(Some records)

○ ○ ○ ○ ○

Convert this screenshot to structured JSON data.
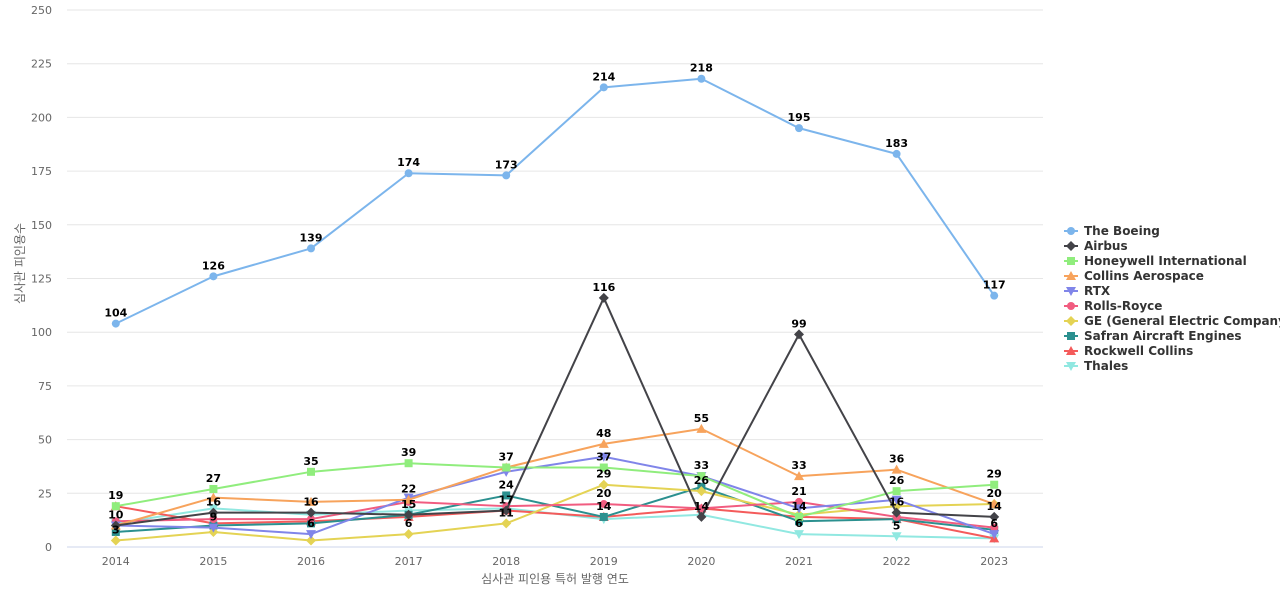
{
  "chart_data": {
    "type": "line",
    "title": "",
    "xlabel": "심사관 피인용 특허 발행 연도",
    "ylabel": "심사관 피인용수",
    "x": [
      "2014",
      "2015",
      "2016",
      "2017",
      "2018",
      "2019",
      "2020",
      "2021",
      "2022",
      "2023"
    ],
    "ylim": [
      0,
      250
    ],
    "yticks": [
      "0",
      "25",
      "50",
      "75",
      "100",
      "125",
      "150",
      "175",
      "200",
      "225",
      "250"
    ],
    "grid": true,
    "legend_position": "right",
    "series": [
      {
        "name": "The Boeing",
        "color": "#7cb5ec",
        "marker": "circle",
        "values": [
          104,
          126,
          139,
          174,
          173,
          214,
          218,
          195,
          183,
          117
        ]
      },
      {
        "name": "Airbus",
        "color": "#434348",
        "marker": "diamond",
        "values": [
          10,
          16,
          16,
          15,
          17,
          116,
          14,
          99,
          16,
          14
        ]
      },
      {
        "name": "Honeywell International",
        "color": "#90ed7d",
        "marker": "square",
        "values": [
          19,
          27,
          35,
          39,
          37,
          37,
          33,
          14,
          26,
          29
        ]
      },
      {
        "name": "Collins Aerospace",
        "color": "#f7a35c",
        "marker": "triangle",
        "values": [
          10,
          23,
          21,
          22,
          37,
          48,
          55,
          33,
          36,
          20
        ]
      },
      {
        "name": "RTX",
        "color": "#8085e9",
        "marker": "triangle-down",
        "values": [
          10,
          9,
          6,
          23,
          35,
          42,
          33,
          18,
          22,
          6
        ]
      },
      {
        "name": "Rolls-Royce",
        "color": "#f15c80",
        "marker": "circle",
        "values": [
          12,
          13,
          13,
          21,
          19,
          20,
          18,
          21,
          14,
          9
        ]
      },
      {
        "name": "GE (General Electric Company)",
        "color": "#e4d354",
        "marker": "diamond",
        "values": [
          3,
          7,
          3,
          6,
          11,
          29,
          26,
          15,
          19,
          20
        ]
      },
      {
        "name": "Safran Aircraft Engines",
        "color": "#2b908f",
        "marker": "square",
        "values": [
          7,
          10,
          11,
          15,
          24,
          14,
          28,
          12,
          13,
          8
        ]
      },
      {
        "name": "Rockwell Collins",
        "color": "#f45b5b",
        "marker": "triangle",
        "values": [
          19,
          11,
          12,
          14,
          17,
          14,
          18,
          14,
          13,
          4
        ]
      },
      {
        "name": "Thales",
        "color": "#91e8e1",
        "marker": "triangle-down",
        "values": [
          11,
          18,
          15,
          17,
          18,
          13,
          15,
          6,
          5,
          4
        ]
      }
    ],
    "data_labels": [
      {
        "x": "2014",
        "y": 104,
        "text": "104"
      },
      {
        "x": "2015",
        "y": 126,
        "text": "126"
      },
      {
        "x": "2016",
        "y": 139,
        "text": "139"
      },
      {
        "x": "2017",
        "y": 174,
        "text": "174"
      },
      {
        "x": "2018",
        "y": 173,
        "text": "173"
      },
      {
        "x": "2019",
        "y": 214,
        "text": "214"
      },
      {
        "x": "2020",
        "y": 218,
        "text": "218"
      },
      {
        "x": "2021",
        "y": 195,
        "text": "195"
      },
      {
        "x": "2022",
        "y": 183,
        "text": "183"
      },
      {
        "x": "2023",
        "y": 117,
        "text": "117"
      },
      {
        "x": "2019",
        "y": 116,
        "text": "116"
      },
      {
        "x": "2021",
        "y": 99,
        "text": "99"
      },
      {
        "x": "2014",
        "y": 19,
        "text": "19"
      },
      {
        "x": "2015",
        "y": 27,
        "text": "27"
      },
      {
        "x": "2016",
        "y": 35,
        "text": "35"
      },
      {
        "x": "2017",
        "y": 39,
        "text": "39"
      },
      {
        "x": "2018",
        "y": 37,
        "text": "37"
      },
      {
        "x": "2019",
        "y": 48,
        "text": "48"
      },
      {
        "x": "2020",
        "y": 55,
        "text": "55"
      },
      {
        "x": "2021",
        "y": 33,
        "text": "33"
      },
      {
        "x": "2022",
        "y": 36,
        "text": "36"
      },
      {
        "x": "2023",
        "y": 29,
        "text": "29"
      },
      {
        "x": "2014",
        "y": 10,
        "text": "10"
      },
      {
        "x": "2015",
        "y": 16,
        "text": "16"
      },
      {
        "x": "2016",
        "y": 16,
        "text": "16"
      },
      {
        "x": "2017",
        "y": 22,
        "text": "22"
      },
      {
        "x": "2018",
        "y": 24,
        "text": "24"
      },
      {
        "x": "2019",
        "y": 37,
        "text": "37"
      },
      {
        "x": "2020",
        "y": 33,
        "text": "33"
      },
      {
        "x": "2021",
        "y": 21,
        "text": "21"
      },
      {
        "x": "2022",
        "y": 26,
        "text": "26"
      },
      {
        "x": "2023",
        "y": 20,
        "text": "20"
      },
      {
        "x": "2014",
        "y": 3,
        "text": "3"
      },
      {
        "x": "2015",
        "y": 9,
        "text": "9"
      },
      {
        "x": "2016",
        "y": 6,
        "text": "6"
      },
      {
        "x": "2017",
        "y": 15,
        "text": "15"
      },
      {
        "x": "2018",
        "y": 17,
        "text": "17"
      },
      {
        "x": "2019",
        "y": 29,
        "text": "29"
      },
      {
        "x": "2020",
        "y": 26,
        "text": "26"
      },
      {
        "x": "2021",
        "y": 14,
        "text": "14"
      },
      {
        "x": "2022",
        "y": 16,
        "text": "16"
      },
      {
        "x": "2023",
        "y": 14,
        "text": "14"
      },
      {
        "x": "2016",
        "y": 6,
        "text": "6"
      },
      {
        "x": "2017",
        "y": 6,
        "text": "6"
      },
      {
        "x": "2018",
        "y": 11,
        "text": "11"
      },
      {
        "x": "2019",
        "y": 20,
        "text": "20"
      },
      {
        "x": "2019",
        "y": 14,
        "text": "14"
      },
      {
        "x": "2020",
        "y": 14,
        "text": "14"
      },
      {
        "x": "2021",
        "y": 6,
        "text": "6"
      },
      {
        "x": "2022",
        "y": 5,
        "text": "5"
      },
      {
        "x": "2023",
        "y": 6,
        "text": "6"
      }
    ]
  }
}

○ ○ ○ ○ ○

## WHAT THIS TASK INVOLVES:
Please write out all of the material above without changing a word, and omit any pictures.

## ANSWER BELOW:
Convert this screenshot to structured JSON data.
{
  "chart_data": {
    "type": "line",
    "title": "",
    "xlabel": "심사관 피인용 특허 발행 연도",
    "ylabel": "심사관 피인용수",
    "x": [
      "2014",
      "2015",
      "2016",
      "2017",
      "2018",
      "2019",
      "2020",
      "2021",
      "2022",
      "2023"
    ],
    "ylim": [
      0,
      250
    ],
    "yticks": [
      "0",
      "25",
      "50",
      "75",
      "100",
      "125",
      "150",
      "175",
      "200",
      "225",
      "250"
    ],
    "grid": true,
    "legend_position": "right",
    "series": [
      {
        "name": "The Boeing",
        "color": "#7cb5ec",
        "marker": "circle",
        "values": [
          104,
          126,
          139,
          174,
          173,
          214,
          218,
          195,
          183,
          117
        ]
      },
      {
        "name": "Airbus",
        "color": "#434348",
        "marker": "diamond",
        "values": [
          10,
          16,
          16,
          15,
          17,
          116,
          14,
          99,
          16,
          14
        ]
      },
      {
        "name": "Honeywell International",
        "color": "#90ed7d",
        "marker": "square",
        "values": [
          19,
          27,
          35,
          39,
          37,
          37,
          33,
          14,
          26,
          29
        ]
      },
      {
        "name": "Collins Aerospace",
        "color": "#f7a35c",
        "marker": "triangle",
        "values": [
          10,
          23,
          21,
          22,
          37,
          48,
          55,
          33,
          36,
          20
        ]
      },
      {
        "name": "RTX",
        "color": "#8085e9",
        "marker": "triangle-down",
        "values": [
          10,
          9,
          6,
          23,
          35,
          42,
          33,
          18,
          22,
          6
        ]
      },
      {
        "name": "Rolls-Royce",
        "color": "#f15c80",
        "marker": "circle",
        "values": [
          12,
          13,
          13,
          21,
          19,
          20,
          18,
          21,
          14,
          9
        ]
      },
      {
        "name": "GE (General Electric Company)",
        "color": "#e4d354",
        "marker": "diamond",
        "values": [
          3,
          7,
          3,
          6,
          11,
          29,
          26,
          15,
          19,
          20
        ]
      },
      {
        "name": "Safran Aircraft Engines",
        "color": "#2b908f",
        "marker": "square",
        "values": [
          7,
          10,
          11,
          15,
          24,
          14,
          28,
          12,
          13,
          8
        ]
      },
      {
        "name": "Rockwell Collins",
        "color": "#f45b5b",
        "marker": "triangle",
        "values": [
          19,
          11,
          12,
          14,
          17,
          14,
          18,
          14,
          13,
          4
        ]
      },
      {
        "name": "Thales",
        "color": "#91e8e1",
        "marker": "triangle-down",
        "values": [
          11,
          18,
          15,
          17,
          18,
          13,
          15,
          6,
          5,
          4
        ]
      }
    ],
    "data_labels": [
      {
        "x": "2014",
        "y": 104,
        "text": "104"
      },
      {
        "x": "2015",
        "y": 126,
        "text": "126"
      },
      {
        "x": "2016",
        "y": 139,
        "text": "139"
      },
      {
        "x": "2017",
        "y": 174,
        "text": "174"
      },
      {
        "x": "2018",
        "y": 173,
        "text": "173"
      },
      {
        "x": "2019",
        "y": 214,
        "text": "214"
      },
      {
        "x": "2020",
        "y": 218,
        "text": "218"
      },
      {
        "x": "2021",
        "y": 195,
        "text": "195"
      },
      {
        "x": "2022",
        "y": 183,
        "text": "183"
      },
      {
        "x": "2023",
        "y": 117,
        "text": "117"
      },
      {
        "x": "2019",
        "y": 116,
        "text": "116"
      },
      {
        "x": "2021",
        "y": 99,
        "text": "99"
      },
      {
        "x": "2014",
        "y": 19,
        "text": "19"
      },
      {
        "x": "2015",
        "y": 27,
        "text": "27"
      },
      {
        "x": "2016",
        "y": 35,
        "text": "35"
      },
      {
        "x": "2017",
        "y": 39,
        "text": "39"
      },
      {
        "x": "2018",
        "y": 37,
        "text": "37"
      },
      {
        "x": "2019",
        "y": 48,
        "text": "48"
      },
      {
        "x": "2020",
        "y": 55,
        "text": "55"
      },
      {
        "x": "2021",
        "y": 33,
        "text": "33"
      },
      {
        "x": "2022",
        "y": 36,
        "text": "36"
      },
      {
        "x": "2023",
        "y": 29,
        "text": "29"
      },
      {
        "x": "2014",
        "y": 10,
        "text": "10"
      },
      {
        "x": "2015",
        "y": 16,
        "text": "16"
      },
      {
        "x": "2016",
        "y": 16,
        "text": "16"
      },
      {
        "x": "2017",
        "y": 22,
        "text": "22"
      },
      {
        "x": "2018",
        "y": 24,
        "text": "24"
      },
      {
        "x": "2019",
        "y": 37,
        "text": "37"
      },
      {
        "x": "2020",
        "y": 33,
        "text": "33"
      },
      {
        "x": "2021",
        "y": 21,
        "text": "21"
      },
      {
        "x": "2022",
        "y": 26,
        "text": "26"
      },
      {
        "x": "2023",
        "y": 20,
        "text": "20"
      },
      {
        "x": "2014",
        "y": 3,
        "text": "3"
      },
      {
        "x": "2015",
        "y": 9,
        "text": "9"
      },
      {
        "x": "2016",
        "y": 6,
        "text": "6"
      },
      {
        "x": "2017",
        "y": 15,
        "text": "15"
      },
      {
        "x": "2018",
        "y": 17,
        "text": "17"
      },
      {
        "x": "2019",
        "y": 29,
        "text": "29"
      },
      {
        "x": "2020",
        "y": 26,
        "text": "26"
      },
      {
        "x": "2021",
        "y": 14,
        "text": "14"
      },
      {
        "x": "2022",
        "y": 16,
        "text": "16"
      },
      {
        "x": "2023",
        "y": 14,
        "text": "14"
      },
      {
        "x": "2016",
        "y": 6,
        "text": "6"
      },
      {
        "x": "2017",
        "y": 6,
        "text": "6"
      },
      {
        "x": "2018",
        "y": 11,
        "text": "11"
      },
      {
        "x": "2019",
        "y": 20,
        "text": "20"
      },
      {
        "x": "2019",
        "y": 14,
        "text": "14"
      },
      {
        "x": "2020",
        "y": 14,
        "text": "14"
      },
      {
        "x": "2021",
        "y": 6,
        "text": "6"
      },
      {
        "x": "2022",
        "y": 5,
        "text": "5"
      },
      {
        "x": "2023",
        "y": 6,
        "text": "6"
      }
    ]
  }
}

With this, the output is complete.